TASK GOAL> Return all of the entries word for word, but omit the pictures they contain.

---------- ENTRIES

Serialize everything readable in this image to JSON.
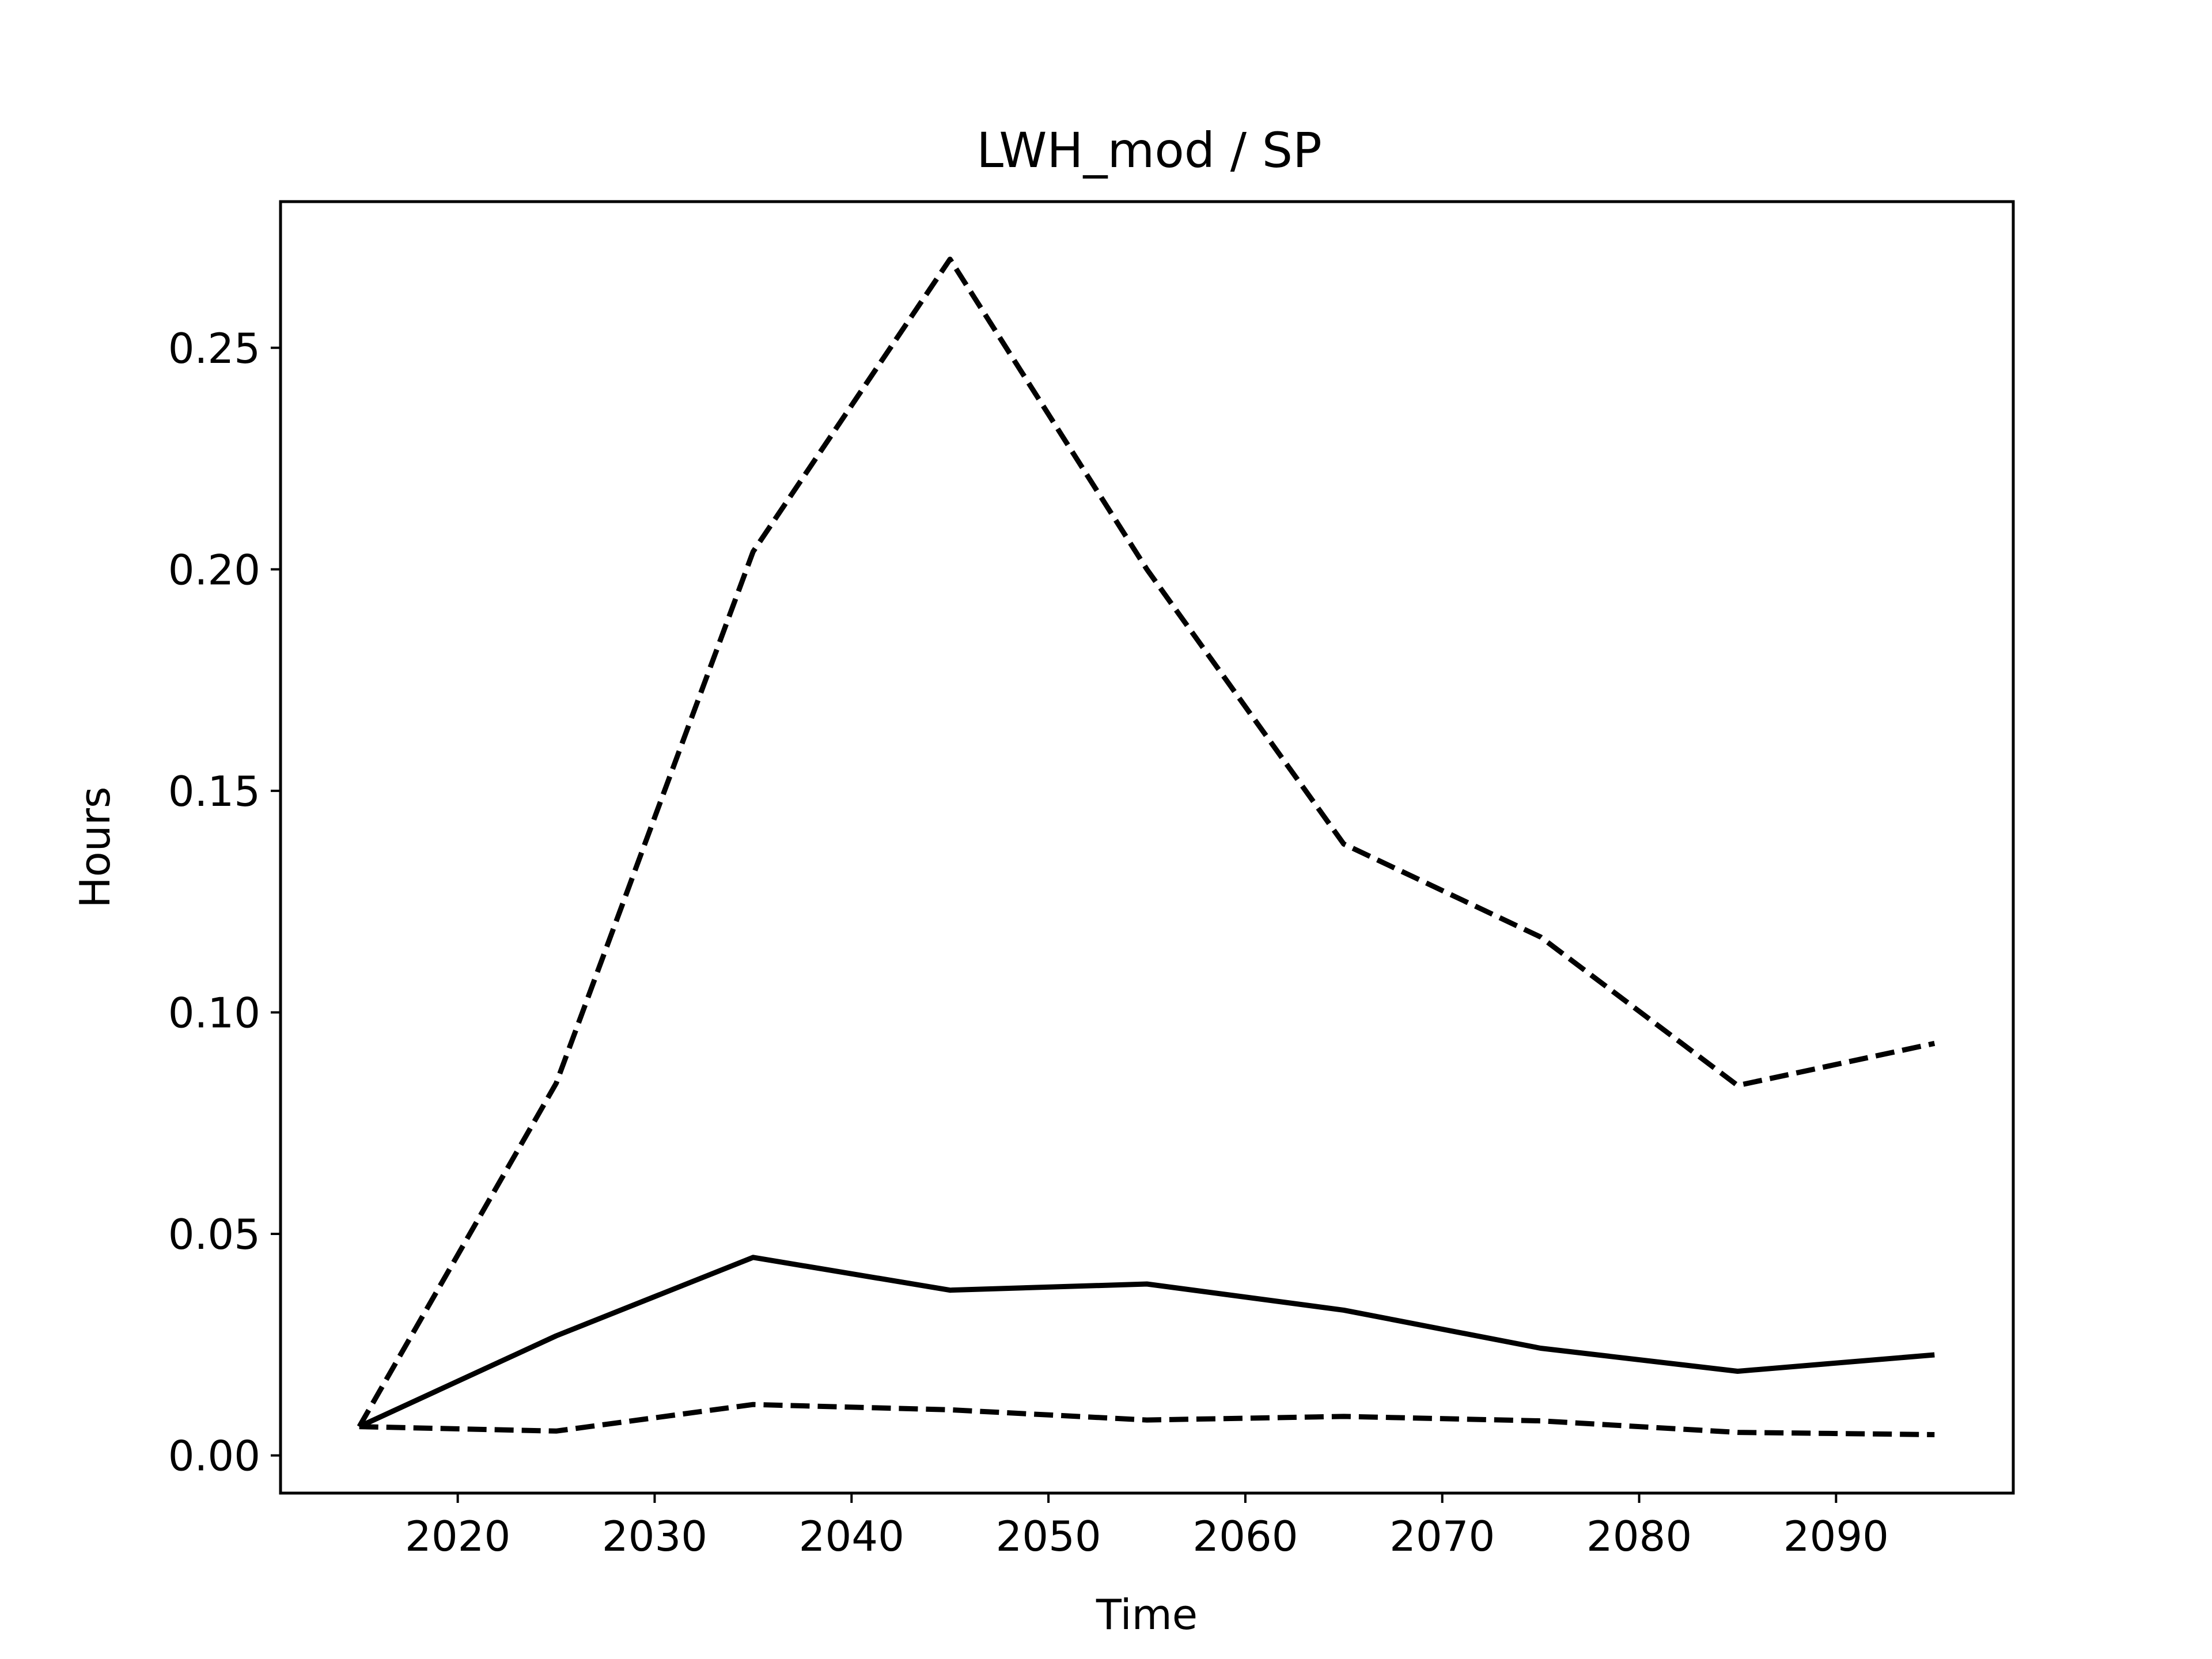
{
  "chart_data": {
    "type": "line",
    "title": "LWH_mod / SP",
    "xlabel": "Time",
    "ylabel": "Hours",
    "xlim": [
      2011,
      2099
    ],
    "ylim": [
      -0.0085,
      0.283
    ],
    "xticks": [
      2020,
      2030,
      2040,
      2050,
      2060,
      2070,
      2080,
      2090
    ],
    "xtick_labels": [
      "2020",
      "2030",
      "2040",
      "2050",
      "2060",
      "2070",
      "2080",
      "2090"
    ],
    "yticks": [
      0.0,
      0.05,
      0.1,
      0.15,
      0.2,
      0.25
    ],
    "ytick_labels": [
      "0.00",
      "0.05",
      "0.10",
      "0.15",
      "0.20",
      "0.25"
    ],
    "grid": false,
    "legend": false,
    "x": [
      2015,
      2025,
      2035,
      2045,
      2055,
      2065,
      2075,
      2085,
      2095
    ],
    "series": [
      {
        "values": [
          0.0065,
          0.027,
          0.0447,
          0.0373,
          0.0387,
          0.0328,
          0.0242,
          0.019,
          0.0227
        ],
        "style": "solid",
        "color": "#000000"
      },
      {
        "values": [
          0.0065,
          0.084,
          0.204,
          0.27,
          0.2,
          0.138,
          0.117,
          0.0835,
          0.093
        ],
        "style": "dashed",
        "color": "#000000"
      },
      {
        "values": [
          0.0065,
          0.0055,
          0.0115,
          0.0103,
          0.008,
          0.0088,
          0.0078,
          0.0052,
          0.0047
        ],
        "style": "dashed",
        "color": "#000000"
      }
    ]
  }
}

--------------------

RESPONSE TO THIS EXERCISE>
Serialize everything readable in this image to JSON.
{
  "chart_data": {
    "type": "line",
    "title": "LWH_mod / SP",
    "xlabel": "Time",
    "ylabel": "Hours",
    "xlim": [
      2011,
      2099
    ],
    "ylim": [
      -0.0085,
      0.283
    ],
    "xticks": [
      2020,
      2030,
      2040,
      2050,
      2060,
      2070,
      2080,
      2090
    ],
    "xtick_labels": [
      "2020",
      "2030",
      "2040",
      "2050",
      "2060",
      "2070",
      "2080",
      "2090"
    ],
    "yticks": [
      0.0,
      0.05,
      0.1,
      0.15,
      0.2,
      0.25
    ],
    "ytick_labels": [
      "0.00",
      "0.05",
      "0.10",
      "0.15",
      "0.20",
      "0.25"
    ],
    "grid": false,
    "legend": false,
    "x": [
      2015,
      2025,
      2035,
      2045,
      2055,
      2065,
      2075,
      2085,
      2095
    ],
    "series": [
      {
        "values": [
          0.0065,
          0.027,
          0.0447,
          0.0373,
          0.0387,
          0.0328,
          0.0242,
          0.019,
          0.0227
        ],
        "style": "solid",
        "color": "#000000"
      },
      {
        "values": [
          0.0065,
          0.084,
          0.204,
          0.27,
          0.2,
          0.138,
          0.117,
          0.0835,
          0.093
        ],
        "style": "dashed",
        "color": "#000000"
      },
      {
        "values": [
          0.0065,
          0.0055,
          0.0115,
          0.0103,
          0.008,
          0.0088,
          0.0078,
          0.0052,
          0.0047
        ],
        "style": "dashed",
        "color": "#000000"
      }
    ]
  }
}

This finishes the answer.